> _Complete the following_:
1 - Repeat the article on lawyer Patricia Woo's spiritual counsel word for word, between "However, in Woo’s" and "from emotional wounds.", inclusive.
2 - Answer these from the article on lawyer Patricia Woo's spiritual counsel:
(a) In what city does Woo practice law?
(b) What question does she often put to a client as a starting point?
(c) What tool does she use to help people collect "internal data"?
3 - Go on with the article on lawyer Patricia Woo's spiritual counsel, picking up after its last sentence.

> _Source excerpt_:

Consulting Spiritual Counsel

One lawyer gets answers from 'internal data.'

Patricia Woo is a lawyer in Hong Kong who often helps families with their estates. What makes her different is that her clients come from all over the world for advice that goes beyond the legal side of things. She also addresses the spiritual.

As a starting point, she often asks a client, “Does what you want for yourself and the family come from love or fear?”  

Very few of her clients had thought about this before coming into her office. As Woo says, “This is the moment they pause and start to think.”

However, in Woo’s experience, the answer won’t come from “thinking.” “Most of my clients have done a lot of thinking before coming to see me,” she explains. “I am there to help them switch to an unfamiliar but fruitful mode.”

Intuitive Inquiry

One of the tools she uses is “intuitive inquiry.” It’s one of the transpersonal psychology research methods to help people collect “internal data.”

As Woo explains, “We are used to working with external data such as numbers, rules and regulations, but there’s a lot more.” Among the factors she includes in internal data are:

  • Unconscious images;
  • Experience of energy;
  • Spiritual and religious experience;
  • Body sensations;
  • Feelings of empathy; and
  • Feelings stemming from emotional wounds.

Summing this up, she says, “These responses can tell us so much about ourselves, and a complete waste not to make good use of this kind of internal data.”

> _Provided data_:

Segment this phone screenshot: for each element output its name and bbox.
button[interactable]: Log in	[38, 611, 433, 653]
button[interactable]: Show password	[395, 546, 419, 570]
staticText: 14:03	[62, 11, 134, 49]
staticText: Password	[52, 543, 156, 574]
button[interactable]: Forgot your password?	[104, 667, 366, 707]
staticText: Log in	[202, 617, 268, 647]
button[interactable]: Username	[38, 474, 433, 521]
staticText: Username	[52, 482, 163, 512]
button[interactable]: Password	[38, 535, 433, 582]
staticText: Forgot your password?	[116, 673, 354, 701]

> _Task answers_:
1 -
However, in Woo’s experience, the answer won’t come from “thinking.” “Most of my clients have done a lot of thinking before coming to see me,” she explains. “I am there to help them switch to an unfamiliar but fruitful mode.”

Intuitive Inquiry

One of the tools she uses is “intuitive inquiry.” It’s one of the transpersonal psychology research methods to help people collect “internal data.”

As Woo explains, “We are used to working with external data such as numbers, rules and regulations, but there’s a lot more.” Among the factors she includes in internal data are:

  • Unconscious images;
  • Experience of energy;
  • Spiritual and religious experience;
  • Body sensations;
  • Feelings of empathy; and
  • Feelings stemming from emotional wounds.

2 -
(a) Hong Kong.
(b) "Does what you want for yourself and the family come from love or fear?"
(c) Intuitive inquiry, a transpersonal psychology research method.

3 -
Help With a Complex Trust

Woo tells of a wealthy woman who came in for legal advice on a complex trust.   

As Woo explains, “She was telling me all these rules for her children to follow. When listening to her, I felt a tight gripping pain in the stomach (which happens when something isn’t “right”) and sensed that she wanted to use the structures to control. So, I asked the love or fear question. Firmly she said she had only love for her family.”

Woo was pretty sure that wasn’t the entire answer. 

“Let’s put down your initial top 10 key terms for the trust,” Woo suggested. “Then we’ll look at them from both legal and ‘internal’ aspects. Notice and tell me your body sensation when we talk about each of the terms. You might also ‘see’ shapes, colors of different level of brightness or other images. Just trust whatever comes along.”

The conversation started with a discussion of her client’s requirement that every family member had to work for the family business for at least five years. Then she asked her client to “look inward.”

The client said she had an image of her son with his upper body enclosed in a red square. Woo wasn’t totally surprised. The woman’s son would find this acceptable while feeling a bit repressed.

Then Woo asked, “How about your daughter?” 

“I can only see her at a distance surrounded by a greyish cloud,” the client answered. As Woo and the client continued talking, it came out that the daughter never really liked the business world and wanted to stay away.

This “internal data” revealed to the client that her current plan almost certainly had unacceptable flaws. Woo and her client began exploring an alternative approach to the trust. Under the new version, family members are encouraged to contribute to the family, but they’re free to suggest their own ways of doing this.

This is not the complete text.